■ Exercise requirements
Your task is to copy the listing exactly. Drop any pictures from the copy.

[Dataset records on visual material]

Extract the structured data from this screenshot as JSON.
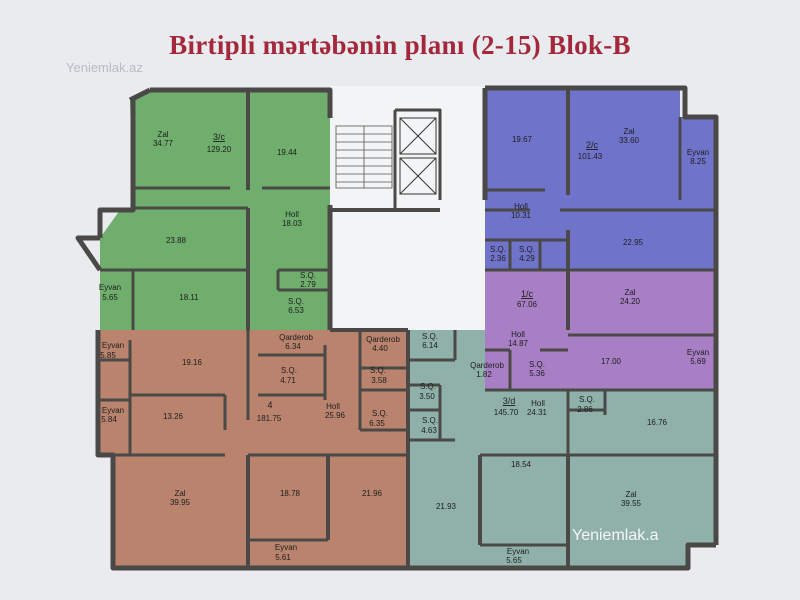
{
  "title": "Birtipli mərtəbənin planı (2-15) Blok-B",
  "watermarks": [
    "Yeniemlak.az",
    "Yeniemlak.a"
  ],
  "colors": {
    "green": "#6fae6c",
    "blue": "#6f73c9",
    "violet": "#a87ec5",
    "brown": "#b9836d",
    "teal": "#8fb1a9",
    "core": "#f3f4f5",
    "wall": "#4a4948",
    "title": "#a3283b"
  },
  "apartments": {
    "green": {
      "name": "3/c",
      "total": "129.20",
      "rooms": {
        "zal_label": "Zal",
        "zal_area": "34.77",
        "room_19_44": "19.44",
        "holl_label": "Holl",
        "holl_area": "18.03",
        "room_23_88": "23.88",
        "room_18_11": "18.11",
        "eyvan_label": "Eyvan",
        "eyvan_area": "5.65",
        "sq1_label": "S.Q.",
        "sq1_area": "2.79",
        "sq2_label": "S.Q.",
        "sq2_area": "6.53"
      }
    },
    "blue": {
      "name": "2/c",
      "total": "101.43",
      "rooms": {
        "room_19_67": "19.67",
        "zal_label": "Zal",
        "zal_area": "33.60",
        "eyvan_label": "Eyvan",
        "eyvan_area": "8.25",
        "holl_label": "Holl",
        "holl_area": "10.31",
        "sq1_label": "S.Q.",
        "sq1_area": "2.36",
        "sq2_label": "S.Q.",
        "sq2_area": "4.29",
        "room_22_95": "22.95"
      }
    },
    "violet": {
      "name": "1/c",
      "total": "67.06",
      "rooms": {
        "zal_label": "Zal",
        "zal_area": "24.20",
        "holl_label": "Holl",
        "holl_area": "14.87",
        "sq_label": "S.Q.",
        "sq_area": "5.36",
        "room_17_00": "17.00",
        "eyvan_label": "Eyvan",
        "eyvan_area": "5.69"
      }
    },
    "brown": {
      "name": "4",
      "total": "181.75",
      "rooms": {
        "eyvan1_label": "Eyvan",
        "eyvan1_area": "5.85",
        "room_19_16": "19.16",
        "qarderob_label": "Qarderob",
        "qarderob_area": "6.34",
        "sq1_label": "S.Q.",
        "sq1_area": "4.71",
        "eyvan2_label": "Eyvan",
        "eyvan2_area": "5.84",
        "room_13_26": "13.26",
        "holl_label": "Holl",
        "holl_area": "25.96",
        "qarderob2_label": "Qarderob",
        "qarderob2_area": "4.40",
        "sq2_label": "S.Q.",
        "sq2_area": "3.58",
        "sq3_label": "S.Q.",
        "sq3_area": "6.35",
        "zal_label": "Zal",
        "zal_area": "39.95",
        "room_18_78": "18.78",
        "room_21_96": "21.96",
        "eyvan3_label": "Eyvan",
        "eyvan3_area": "5.61"
      }
    },
    "teal": {
      "name": "3/d",
      "total": "145.70",
      "rooms": {
        "sq1_label": "S.Q.",
        "sq1_area": "6.14",
        "qarderob_label": "Qarderob",
        "qarderob_area": "1.82",
        "sq2_label": "S.Q.",
        "sq2_area": "3.50",
        "sq3_label": "S.Q.",
        "sq3_area": "4.63",
        "holl_label": "Holl",
        "holl_area": "24.31",
        "sq4_label": "S.Q.",
        "sq4_area": "2.86",
        "room_16_76": "16.76",
        "room_21_93": "21.93",
        "room_18_54": "18.54",
        "zal_label": "Zal",
        "zal_area": "39.55",
        "eyvan_label": "Eyvan",
        "eyvan_area": "5.65"
      }
    }
  }
}
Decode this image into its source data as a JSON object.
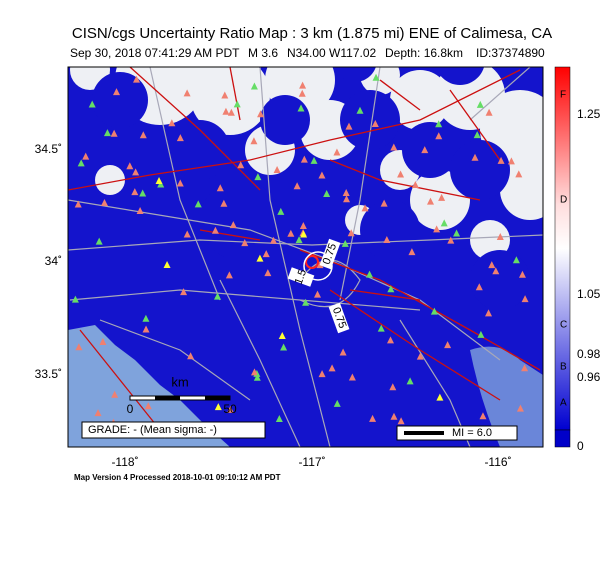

■ Task answer
Extract the structured data from this screenshot as JSON.
{
  "title": "Birtipli mərtəbənin planı (2-15) Blok-B",
  "watermarks": [
    "Yeniemlak.az",
    "Yeniemlak.a"
  ],
  "colors": {
    "green": "#6fae6c",
    "blue": "#6f73c9",
    "violet": "#a87ec5",
    "brown": "#b9836d",
    "teal": "#8fb1a9",
    "core": "#f3f4f5",
    "wall": "#4a4948",
    "title": "#a3283b"
  },
  "apartments": {
    "green": {
      "name": "3/c",
      "total": "129.20",
      "rooms": {
        "zal_label": "Zal",
        "zal_area": "34.77",
        "room_19_44": "19.44",
        "holl_label": "Holl",
        "holl_area": "18.03",
        "room_23_88": "23.88",
        "room_18_11": "18.11",
        "eyvan_label": "Eyvan",
        "eyvan_area": "5.65",
        "sq1_label": "S.Q.",
        "sq1_area": "2.79",
        "sq2_label": "S.Q.",
        "sq2_area": "6.53"
      }
    },
    "blue": {
      "name": "2/c",
      "total": "101.43",
      "rooms": {
        "room_19_67": "19.67",
        "zal_label": "Zal",
        "zal_area": "33.60",
        "eyvan_label": "Eyvan",
        "eyvan_area": "8.25",
        "holl_label": "Holl",
        "holl_area": "10.31",
        "sq1_label": "S.Q.",
        "sq1_area": "2.36",
        "sq2_label": "S.Q.",
        "sq2_area": "4.29",
        "room_22_95": "22.95"
      }
    },
    "violet": {
      "name": "1/c",
      "total": "67.06",
      "rooms": {
        "zal_label": "Zal",
        "zal_area": "24.20",
        "holl_label": "Holl",
        "holl_area": "14.87",
        "sq_label": "S.Q.",
        "sq_area": "5.36",
        "room_17_00": "17.00",
        "eyvan_label": "Eyvan",
        "eyvan_area": "5.69"
      }
    },
    "brown": {
      "name": "4",
      "total": "181.75",
      "rooms": {
        "eyvan1_label": "Eyvan",
        "eyvan1_area": "5.85",
        "room_19_16": "19.16",
        "qarderob_label": "Qarderob",
        "qarderob_area": "6.34",
        "sq1_label": "S.Q.",
        "sq1_area": "4.71",
        "eyvan2_label": "Eyvan",
        "eyvan2_area": "5.84",
        "room_13_26": "13.26",
        "holl_label": "Holl",
        "holl_area": "25.96",
        "qarderob2_label": "Qarderob",
        "qarderob2_area": "4.40",
        "sq2_label": "S.Q.",
        "sq2_area": "3.58",
        "sq3_label": "S.Q.",
        "sq3_area": "6.35",
        "zal_label": "Zal",
        "zal_area": "39.95",
        "room_18_78": "18.78",
        "room_21_96": "21.96",
        "eyvan3_label": "Eyvan",
        "eyvan3_area": "5.61"
      }
    },
    "teal": {
      "name": "3/d",
      "total": "145.70",
      "rooms": {
        "sq1_label": "S.Q.",
        "sq1_area": "6.14",
        "qarderob_label": "Qarderob",
        "qarderob_area": "1.82",
        "sq2_label": "S.Q.",
        "sq2_area": "3.50",
        "sq3_label": "S.Q.",
        "sq3_area": "4.63",
        "holl_label": "Holl",
        "holl_area": "24.31",
        "sq4_label": "S.Q.",
        "sq4_area": "2.86",
        "room_16_76": "16.76",
        "room_21_93": "21.93",
        "room_18_54": "18.54",
        "zal_label": "Zal",
        "zal_area": "39.55",
        "eyvan_label": "Eyvan",
        "eyvan_area": "5.65"
      }
    }
  }
}
Decode this image into its source data as a JSON object.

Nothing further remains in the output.